AIM OF THE EXERCISE — Copy the lines holding the word "time", all of them.

STORED RECORDS —
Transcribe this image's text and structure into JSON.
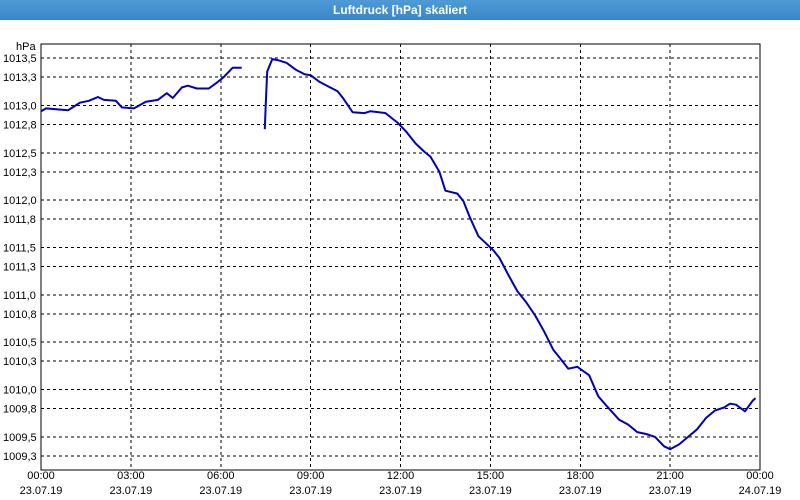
{
  "window": {
    "title": "Luftdruck [hPa] skaliert"
  },
  "chart_data": {
    "type": "line",
    "title": "Luftdruck [hPa] skaliert",
    "ylabel": "hPa",
    "xlabel": "",
    "x_unit": "hours since 23.07.19 00:00",
    "xlim": [
      0,
      24
    ],
    "ylim": [
      1009.15,
      1013.65
    ],
    "grid": true,
    "y_ticks": [
      {
        "v": 1009.3,
        "label": "1009,3"
      },
      {
        "v": 1009.5,
        "label": "1009,5"
      },
      {
        "v": 1009.8,
        "label": "1009,8"
      },
      {
        "v": 1010.0,
        "label": "1010,0"
      },
      {
        "v": 1010.3,
        "label": "1010,3"
      },
      {
        "v": 1010.5,
        "label": "1010,5"
      },
      {
        "v": 1010.8,
        "label": "1010,8"
      },
      {
        "v": 1011.0,
        "label": "1011,0"
      },
      {
        "v": 1011.3,
        "label": "1011,3"
      },
      {
        "v": 1011.5,
        "label": "1011,5"
      },
      {
        "v": 1011.8,
        "label": "1011,8"
      },
      {
        "v": 1012.0,
        "label": "1012,0"
      },
      {
        "v": 1012.3,
        "label": "1012,3"
      },
      {
        "v": 1012.5,
        "label": "1012,5"
      },
      {
        "v": 1012.8,
        "label": "1012,8"
      },
      {
        "v": 1013.0,
        "label": "1013,0"
      },
      {
        "v": 1013.3,
        "label": "1013,3"
      },
      {
        "v": 1013.5,
        "label": "1013,5"
      }
    ],
    "x_ticks": [
      {
        "v": 0,
        "time": "00:00",
        "date": "23.07.19"
      },
      {
        "v": 3,
        "time": "03:00",
        "date": "23.07.19"
      },
      {
        "v": 6,
        "time": "06:00",
        "date": "23.07.19"
      },
      {
        "v": 9,
        "time": "09:00",
        "date": "23.07.19"
      },
      {
        "v": 12,
        "time": "12:00",
        "date": "23.07.19"
      },
      {
        "v": 15,
        "time": "15:00",
        "date": "23.07.19"
      },
      {
        "v": 18,
        "time": "18:00",
        "date": "23.07.19"
      },
      {
        "v": 21,
        "time": "21:00",
        "date": "23.07.19"
      },
      {
        "v": 24,
        "time": "00:00",
        "date": "24.07.19"
      }
    ],
    "colors": {
      "line": "#0000c0",
      "grid": "#000000",
      "title_bar": "#3f8ccc"
    },
    "series": [
      {
        "segments": [
          [
            [
              0.0,
              1012.94
            ],
            [
              0.17,
              1012.97
            ],
            [
              0.5,
              1012.96
            ],
            [
              0.9,
              1012.95
            ],
            [
              1.1,
              1012.99
            ],
            [
              1.3,
              1013.03
            ],
            [
              1.6,
              1013.05
            ],
            [
              1.9,
              1013.09
            ],
            [
              2.1,
              1013.06
            ],
            [
              2.5,
              1013.05
            ],
            [
              2.7,
              1012.98
            ],
            [
              3.1,
              1012.97
            ],
            [
              3.5,
              1013.04
            ],
            [
              3.9,
              1013.06
            ],
            [
              4.2,
              1013.13
            ],
            [
              4.4,
              1013.08
            ],
            [
              4.7,
              1013.19
            ],
            [
              4.9,
              1013.21
            ],
            [
              5.2,
              1013.18
            ],
            [
              5.6,
              1013.18
            ],
            [
              5.9,
              1013.25
            ],
            [
              6.1,
              1013.3
            ],
            [
              6.4,
              1013.4
            ],
            [
              6.7,
              1013.4
            ]
          ],
          [
            [
              7.47,
              1012.75
            ],
            [
              7.5,
              1013.0
            ],
            [
              7.55,
              1013.36
            ],
            [
              7.72,
              1013.49
            ],
            [
              7.9,
              1013.48
            ],
            [
              8.2,
              1013.45
            ],
            [
              8.5,
              1013.38
            ],
            [
              8.8,
              1013.33
            ],
            [
              9.0,
              1013.32
            ],
            [
              9.3,
              1013.25
            ],
            [
              9.6,
              1013.2
            ],
            [
              9.9,
              1013.15
            ],
            [
              10.1,
              1013.07
            ],
            [
              10.4,
              1012.93
            ],
            [
              10.8,
              1012.92
            ],
            [
              11.0,
              1012.94
            ],
            [
              11.5,
              1012.92
            ],
            [
              11.9,
              1012.82
            ],
            [
              12.2,
              1012.72
            ],
            [
              12.5,
              1012.6
            ],
            [
              12.8,
              1012.51
            ],
            [
              13.0,
              1012.46
            ],
            [
              13.3,
              1012.3
            ],
            [
              13.5,
              1012.1
            ],
            [
              13.9,
              1012.07
            ],
            [
              14.1,
              1011.99
            ],
            [
              14.3,
              1011.83
            ],
            [
              14.6,
              1011.62
            ],
            [
              14.9,
              1011.53
            ],
            [
              15.1,
              1011.47
            ],
            [
              15.3,
              1011.39
            ],
            [
              15.6,
              1011.21
            ],
            [
              15.9,
              1011.04
            ],
            [
              16.2,
              1010.92
            ],
            [
              16.5,
              1010.78
            ],
            [
              16.8,
              1010.61
            ],
            [
              17.1,
              1010.42
            ],
            [
              17.3,
              1010.34
            ],
            [
              17.6,
              1010.22
            ],
            [
              17.9,
              1010.24
            ],
            [
              18.3,
              1010.15
            ],
            [
              18.6,
              1009.93
            ],
            [
              18.9,
              1009.82
            ],
            [
              19.3,
              1009.68
            ],
            [
              19.6,
              1009.63
            ],
            [
              19.9,
              1009.55
            ],
            [
              20.2,
              1009.53
            ],
            [
              20.5,
              1009.5
            ],
            [
              20.8,
              1009.4
            ],
            [
              21.0,
              1009.37
            ],
            [
              21.3,
              1009.42
            ],
            [
              21.6,
              1009.5
            ],
            [
              21.9,
              1009.58
            ],
            [
              22.2,
              1009.7
            ],
            [
              22.5,
              1009.78
            ],
            [
              22.8,
              1009.81
            ],
            [
              23.0,
              1009.85
            ],
            [
              23.2,
              1009.84
            ],
            [
              23.5,
              1009.77
            ],
            [
              23.75,
              1009.88
            ],
            [
              23.85,
              1009.91
            ]
          ]
        ]
      }
    ]
  }
}
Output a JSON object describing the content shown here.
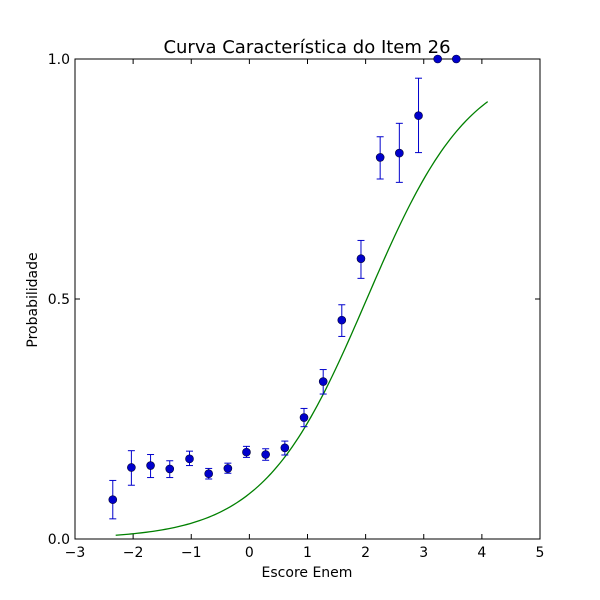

PROBLEM SOLUTION —
        "time": "00:00",
        "time": "03:00",
        "time": "06:00",
        "time": "09:00",
        "time": "12:00",
        "time": "15:00",
        "time": "18:00",
        "time": "21:00",
        "time": "00:00",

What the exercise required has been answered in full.